## Start STORED DATA

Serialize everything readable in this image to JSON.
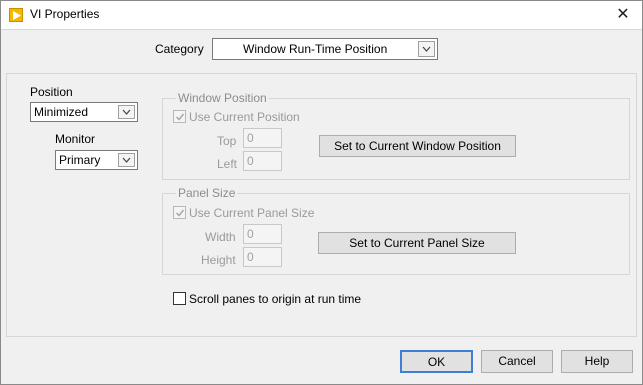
{
  "window": {
    "title": "VI Properties",
    "close_icon": "close-icon"
  },
  "category": {
    "label": "Category",
    "value": "Window Run-Time Position"
  },
  "position": {
    "label": "Position",
    "value": "Minimized"
  },
  "monitor": {
    "label": "Monitor",
    "value": "Primary"
  },
  "window_position": {
    "title": "Window Position",
    "use_current_label": "Use Current Position",
    "use_current_checked": true,
    "top_label": "Top",
    "top_value": "0",
    "left_label": "Left",
    "left_value": "0",
    "set_button": "Set to Current Window Position"
  },
  "panel_size": {
    "title": "Panel Size",
    "use_current_label": "Use Current Panel Size",
    "use_current_checked": true,
    "width_label": "Width",
    "width_value": "0",
    "height_label": "Height",
    "height_value": "0",
    "set_button": "Set to Current Panel Size"
  },
  "scroll_panes": {
    "label": "Scroll panes to origin at run time",
    "checked": false
  },
  "buttons": {
    "ok": "OK",
    "cancel": "Cancel",
    "help": "Help"
  },
  "colors": {
    "accent": "#3c7fd4",
    "icon": "#f5b800",
    "background": "#f0f0f0"
  }
}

## End STORED DATA

The records above must be transcribed exactly. Pictures are left out of the copy.

### [RESULT BELOW]
Serialize everything readable in this image to JSON.
{
  "window": {
    "title": "VI Properties",
    "close_icon": "close-icon"
  },
  "category": {
    "label": "Category",
    "value": "Window Run-Time Position"
  },
  "position": {
    "label": "Position",
    "value": "Minimized"
  },
  "monitor": {
    "label": "Monitor",
    "value": "Primary"
  },
  "window_position": {
    "title": "Window Position",
    "use_current_label": "Use Current Position",
    "use_current_checked": true,
    "top_label": "Top",
    "top_value": "0",
    "left_label": "Left",
    "left_value": "0",
    "set_button": "Set to Current Window Position"
  },
  "panel_size": {
    "title": "Panel Size",
    "use_current_label": "Use Current Panel Size",
    "use_current_checked": true,
    "width_label": "Width",
    "width_value": "0",
    "height_label": "Height",
    "height_value": "0",
    "set_button": "Set to Current Panel Size"
  },
  "scroll_panes": {
    "label": "Scroll panes to origin at run time",
    "checked": false
  },
  "buttons": {
    "ok": "OK",
    "cancel": "Cancel",
    "help": "Help"
  },
  "colors": {
    "accent": "#3c7fd4",
    "icon": "#f5b800",
    "background": "#f0f0f0"
  }
}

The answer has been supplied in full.